STATED GOAL: All the records that follow need to be reproduced exactly. Omit the images.

Entries from a visual dataset:
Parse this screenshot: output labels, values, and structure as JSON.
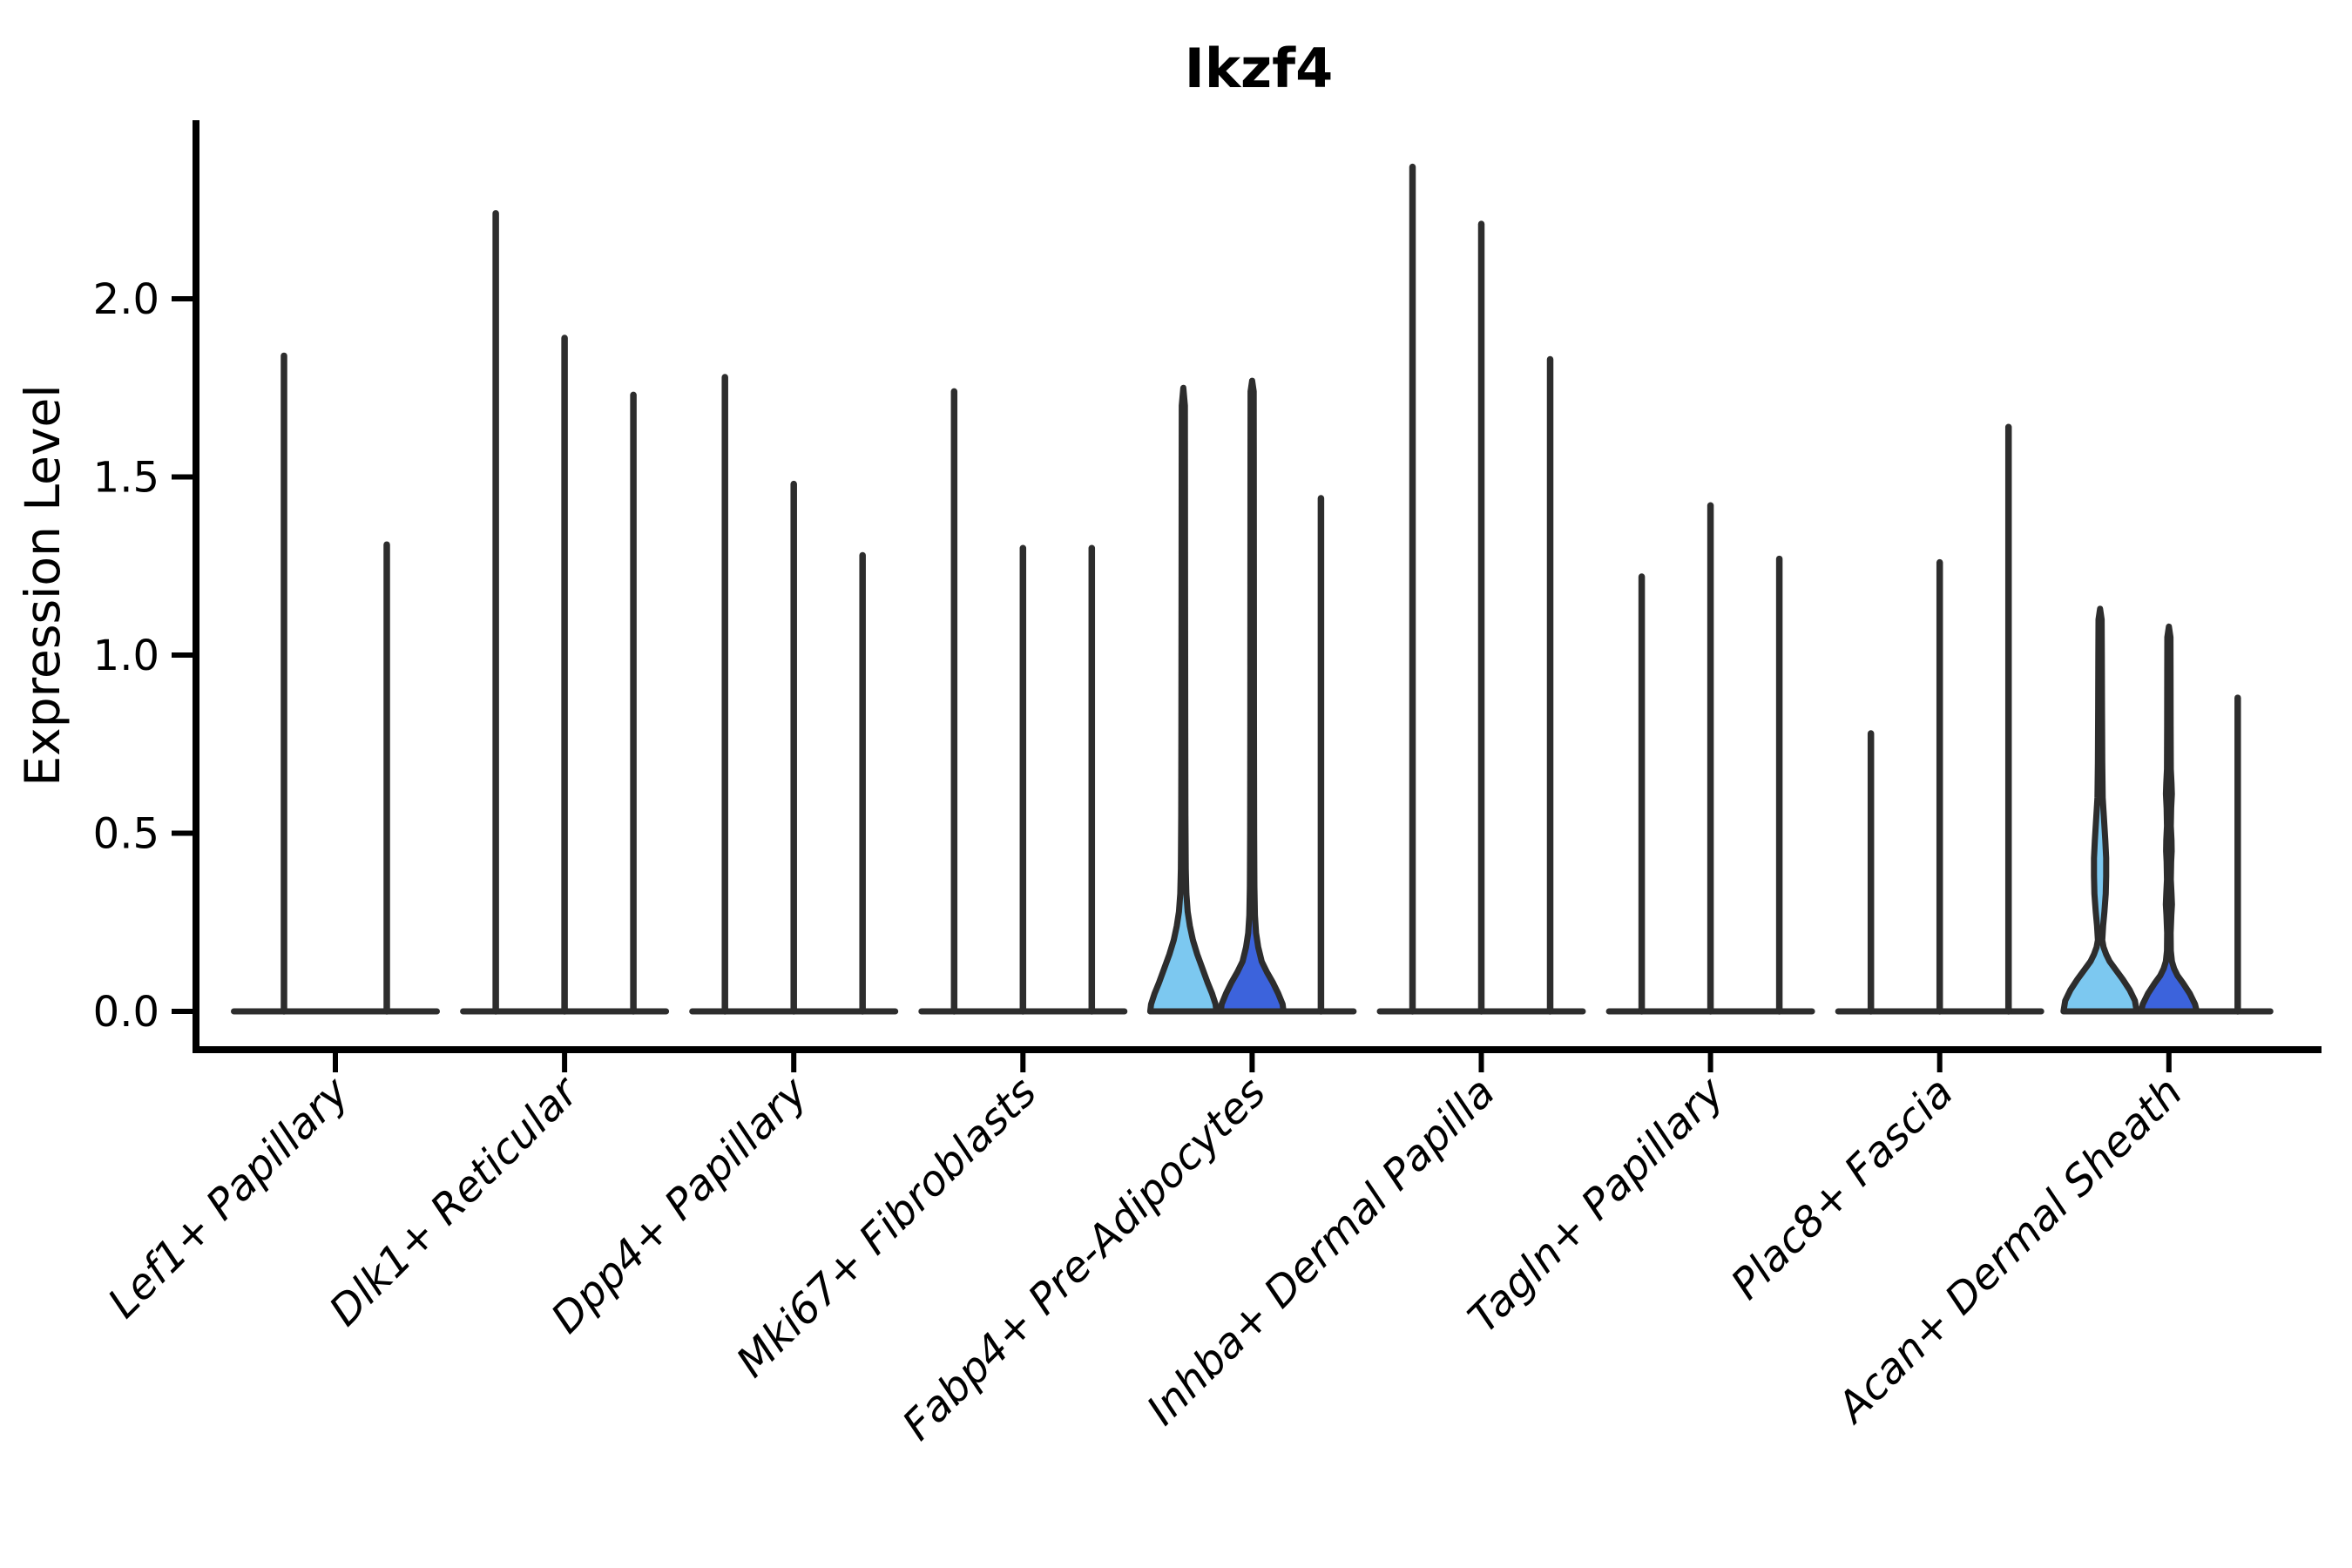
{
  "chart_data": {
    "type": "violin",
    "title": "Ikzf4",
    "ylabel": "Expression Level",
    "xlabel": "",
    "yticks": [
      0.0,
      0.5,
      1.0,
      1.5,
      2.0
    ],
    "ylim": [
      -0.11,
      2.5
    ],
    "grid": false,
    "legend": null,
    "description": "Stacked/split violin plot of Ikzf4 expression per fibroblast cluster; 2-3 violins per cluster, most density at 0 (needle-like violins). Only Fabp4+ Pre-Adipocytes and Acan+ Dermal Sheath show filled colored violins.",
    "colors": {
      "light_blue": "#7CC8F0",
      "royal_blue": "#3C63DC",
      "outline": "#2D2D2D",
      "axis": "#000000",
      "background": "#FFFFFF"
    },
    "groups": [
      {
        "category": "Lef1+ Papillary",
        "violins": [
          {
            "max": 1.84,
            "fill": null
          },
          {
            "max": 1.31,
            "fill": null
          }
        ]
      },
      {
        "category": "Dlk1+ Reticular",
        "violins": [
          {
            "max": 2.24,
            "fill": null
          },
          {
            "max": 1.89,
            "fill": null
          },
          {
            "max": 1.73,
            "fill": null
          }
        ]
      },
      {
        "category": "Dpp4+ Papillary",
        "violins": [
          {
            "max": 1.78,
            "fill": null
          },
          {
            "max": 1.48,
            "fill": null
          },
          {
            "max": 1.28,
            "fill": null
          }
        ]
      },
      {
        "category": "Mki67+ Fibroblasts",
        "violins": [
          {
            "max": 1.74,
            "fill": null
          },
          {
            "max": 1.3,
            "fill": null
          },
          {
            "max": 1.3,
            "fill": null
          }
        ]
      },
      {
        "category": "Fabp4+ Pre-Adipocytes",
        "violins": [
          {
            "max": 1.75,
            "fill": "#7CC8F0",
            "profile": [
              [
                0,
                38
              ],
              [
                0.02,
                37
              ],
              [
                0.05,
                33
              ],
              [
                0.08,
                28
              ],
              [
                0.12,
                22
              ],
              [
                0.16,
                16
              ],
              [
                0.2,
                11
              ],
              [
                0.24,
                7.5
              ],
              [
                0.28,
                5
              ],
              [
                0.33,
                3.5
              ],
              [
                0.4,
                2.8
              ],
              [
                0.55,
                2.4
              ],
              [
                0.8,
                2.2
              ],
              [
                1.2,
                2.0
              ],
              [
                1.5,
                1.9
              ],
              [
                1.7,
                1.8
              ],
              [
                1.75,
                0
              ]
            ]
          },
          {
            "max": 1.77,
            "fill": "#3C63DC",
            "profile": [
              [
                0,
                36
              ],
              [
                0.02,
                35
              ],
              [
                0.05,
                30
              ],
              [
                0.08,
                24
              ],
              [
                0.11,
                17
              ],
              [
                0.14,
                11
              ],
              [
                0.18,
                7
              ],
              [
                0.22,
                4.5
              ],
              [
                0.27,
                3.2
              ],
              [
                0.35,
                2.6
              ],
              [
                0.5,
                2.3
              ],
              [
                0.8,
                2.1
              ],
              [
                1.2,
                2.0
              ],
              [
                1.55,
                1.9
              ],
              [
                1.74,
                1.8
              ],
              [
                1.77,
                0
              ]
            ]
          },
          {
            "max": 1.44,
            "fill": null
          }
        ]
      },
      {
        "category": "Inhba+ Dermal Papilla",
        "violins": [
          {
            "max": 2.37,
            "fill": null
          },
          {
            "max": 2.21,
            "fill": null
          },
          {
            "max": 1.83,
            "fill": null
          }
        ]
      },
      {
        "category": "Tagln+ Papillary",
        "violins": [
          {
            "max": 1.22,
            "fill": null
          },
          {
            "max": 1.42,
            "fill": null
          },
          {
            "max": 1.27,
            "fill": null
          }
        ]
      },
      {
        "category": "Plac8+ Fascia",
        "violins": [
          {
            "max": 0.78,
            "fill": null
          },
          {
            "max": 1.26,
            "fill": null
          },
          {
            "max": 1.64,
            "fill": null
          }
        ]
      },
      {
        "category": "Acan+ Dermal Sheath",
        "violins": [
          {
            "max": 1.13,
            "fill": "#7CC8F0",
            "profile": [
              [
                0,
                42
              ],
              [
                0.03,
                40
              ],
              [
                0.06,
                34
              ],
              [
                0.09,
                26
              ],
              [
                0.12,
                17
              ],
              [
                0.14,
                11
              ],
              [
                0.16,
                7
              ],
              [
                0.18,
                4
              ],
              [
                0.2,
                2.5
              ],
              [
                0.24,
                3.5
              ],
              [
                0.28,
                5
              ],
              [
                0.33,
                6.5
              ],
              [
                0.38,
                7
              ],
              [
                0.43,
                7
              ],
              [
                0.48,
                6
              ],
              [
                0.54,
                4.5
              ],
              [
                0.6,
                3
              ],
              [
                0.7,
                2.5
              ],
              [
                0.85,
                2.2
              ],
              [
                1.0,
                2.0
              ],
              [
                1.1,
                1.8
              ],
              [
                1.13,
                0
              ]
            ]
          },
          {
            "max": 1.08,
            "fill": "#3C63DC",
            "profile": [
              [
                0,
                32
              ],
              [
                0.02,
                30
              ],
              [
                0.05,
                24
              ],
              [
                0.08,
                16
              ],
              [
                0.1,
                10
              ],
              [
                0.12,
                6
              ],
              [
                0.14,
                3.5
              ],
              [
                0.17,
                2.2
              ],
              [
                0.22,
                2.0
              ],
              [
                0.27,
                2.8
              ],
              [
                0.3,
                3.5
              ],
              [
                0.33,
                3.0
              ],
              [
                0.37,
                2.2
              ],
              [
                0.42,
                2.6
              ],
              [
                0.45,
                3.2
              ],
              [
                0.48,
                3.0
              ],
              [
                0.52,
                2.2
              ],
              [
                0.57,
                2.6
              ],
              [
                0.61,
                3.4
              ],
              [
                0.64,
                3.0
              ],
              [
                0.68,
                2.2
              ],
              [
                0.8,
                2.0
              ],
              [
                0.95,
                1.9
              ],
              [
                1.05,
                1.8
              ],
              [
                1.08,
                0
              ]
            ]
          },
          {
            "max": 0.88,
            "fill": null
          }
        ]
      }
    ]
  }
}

TASK RESULT:
Parse this screenshot: output labels, values, and structure as JSON.
{
  "chart_data": {
    "type": "violin",
    "title": "Ikzf4",
    "ylabel": "Expression Level",
    "xlabel": "",
    "yticks": [
      0.0,
      0.5,
      1.0,
      1.5,
      2.0
    ],
    "ylim": [
      -0.11,
      2.5
    ],
    "grid": false,
    "legend": null,
    "description": "Stacked/split violin plot of Ikzf4 expression per fibroblast cluster; 2-3 violins per cluster, most density at 0 (needle-like violins). Only Fabp4+ Pre-Adipocytes and Acan+ Dermal Sheath show filled colored violins.",
    "colors": {
      "light_blue": "#7CC8F0",
      "royal_blue": "#3C63DC",
      "outline": "#2D2D2D",
      "axis": "#000000",
      "background": "#FFFFFF"
    },
    "groups": [
      {
        "category": "Lef1+ Papillary",
        "violins": [
          {
            "max": 1.84,
            "fill": null
          },
          {
            "max": 1.31,
            "fill": null
          }
        ]
      },
      {
        "category": "Dlk1+ Reticular",
        "violins": [
          {
            "max": 2.24,
            "fill": null
          },
          {
            "max": 1.89,
            "fill": null
          },
          {
            "max": 1.73,
            "fill": null
          }
        ]
      },
      {
        "category": "Dpp4+ Papillary",
        "violins": [
          {
            "max": 1.78,
            "fill": null
          },
          {
            "max": 1.48,
            "fill": null
          },
          {
            "max": 1.28,
            "fill": null
          }
        ]
      },
      {
        "category": "Mki67+ Fibroblasts",
        "violins": [
          {
            "max": 1.74,
            "fill": null
          },
          {
            "max": 1.3,
            "fill": null
          },
          {
            "max": 1.3,
            "fill": null
          }
        ]
      },
      {
        "category": "Fabp4+ Pre-Adipocytes",
        "violins": [
          {
            "max": 1.75,
            "fill": "#7CC8F0",
            "profile": [
              [
                0,
                38
              ],
              [
                0.02,
                37
              ],
              [
                0.05,
                33
              ],
              [
                0.08,
                28
              ],
              [
                0.12,
                22
              ],
              [
                0.16,
                16
              ],
              [
                0.2,
                11
              ],
              [
                0.24,
                7.5
              ],
              [
                0.28,
                5
              ],
              [
                0.33,
                3.5
              ],
              [
                0.4,
                2.8
              ],
              [
                0.55,
                2.4
              ],
              [
                0.8,
                2.2
              ],
              [
                1.2,
                2.0
              ],
              [
                1.5,
                1.9
              ],
              [
                1.7,
                1.8
              ],
              [
                1.75,
                0
              ]
            ]
          },
          {
            "max": 1.77,
            "fill": "#3C63DC",
            "profile": [
              [
                0,
                36
              ],
              [
                0.02,
                35
              ],
              [
                0.05,
                30
              ],
              [
                0.08,
                24
              ],
              [
                0.11,
                17
              ],
              [
                0.14,
                11
              ],
              [
                0.18,
                7
              ],
              [
                0.22,
                4.5
              ],
              [
                0.27,
                3.2
              ],
              [
                0.35,
                2.6
              ],
              [
                0.5,
                2.3
              ],
              [
                0.8,
                2.1
              ],
              [
                1.2,
                2.0
              ],
              [
                1.55,
                1.9
              ],
              [
                1.74,
                1.8
              ],
              [
                1.77,
                0
              ]
            ]
          },
          {
            "max": 1.44,
            "fill": null
          }
        ]
      },
      {
        "category": "Inhba+ Dermal Papilla",
        "violins": [
          {
            "max": 2.37,
            "fill": null
          },
          {
            "max": 2.21,
            "fill": null
          },
          {
            "max": 1.83,
            "fill": null
          }
        ]
      },
      {
        "category": "Tagln+ Papillary",
        "violins": [
          {
            "max": 1.22,
            "fill": null
          },
          {
            "max": 1.42,
            "fill": null
          },
          {
            "max": 1.27,
            "fill": null
          }
        ]
      },
      {
        "category": "Plac8+ Fascia",
        "violins": [
          {
            "max": 0.78,
            "fill": null
          },
          {
            "max": 1.26,
            "fill": null
          },
          {
            "max": 1.64,
            "fill": null
          }
        ]
      },
      {
        "category": "Acan+ Dermal Sheath",
        "violins": [
          {
            "max": 1.13,
            "fill": "#7CC8F0",
            "profile": [
              [
                0,
                42
              ],
              [
                0.03,
                40
              ],
              [
                0.06,
                34
              ],
              [
                0.09,
                26
              ],
              [
                0.12,
                17
              ],
              [
                0.14,
                11
              ],
              [
                0.16,
                7
              ],
              [
                0.18,
                4
              ],
              [
                0.2,
                2.5
              ],
              [
                0.24,
                3.5
              ],
              [
                0.28,
                5
              ],
              [
                0.33,
                6.5
              ],
              [
                0.38,
                7
              ],
              [
                0.43,
                7
              ],
              [
                0.48,
                6
              ],
              [
                0.54,
                4.5
              ],
              [
                0.6,
                3
              ],
              [
                0.7,
                2.5
              ],
              [
                0.85,
                2.2
              ],
              [
                1.0,
                2.0
              ],
              [
                1.1,
                1.8
              ],
              [
                1.13,
                0
              ]
            ]
          },
          {
            "max": 1.08,
            "fill": "#3C63DC",
            "profile": [
              [
                0,
                32
              ],
              [
                0.02,
                30
              ],
              [
                0.05,
                24
              ],
              [
                0.08,
                16
              ],
              [
                0.1,
                10
              ],
              [
                0.12,
                6
              ],
              [
                0.14,
                3.5
              ],
              [
                0.17,
                2.2
              ],
              [
                0.22,
                2.0
              ],
              [
                0.27,
                2.8
              ],
              [
                0.3,
                3.5
              ],
              [
                0.33,
                3.0
              ],
              [
                0.37,
                2.2
              ],
              [
                0.42,
                2.6
              ],
              [
                0.45,
                3.2
              ],
              [
                0.48,
                3.0
              ],
              [
                0.52,
                2.2
              ],
              [
                0.57,
                2.6
              ],
              [
                0.61,
                3.4
              ],
              [
                0.64,
                3.0
              ],
              [
                0.68,
                2.2
              ],
              [
                0.8,
                2.0
              ],
              [
                0.95,
                1.9
              ],
              [
                1.05,
                1.8
              ],
              [
                1.08,
                0
              ]
            ]
          },
          {
            "max": 0.88,
            "fill": null
          }
        ]
      }
    ]
  }
}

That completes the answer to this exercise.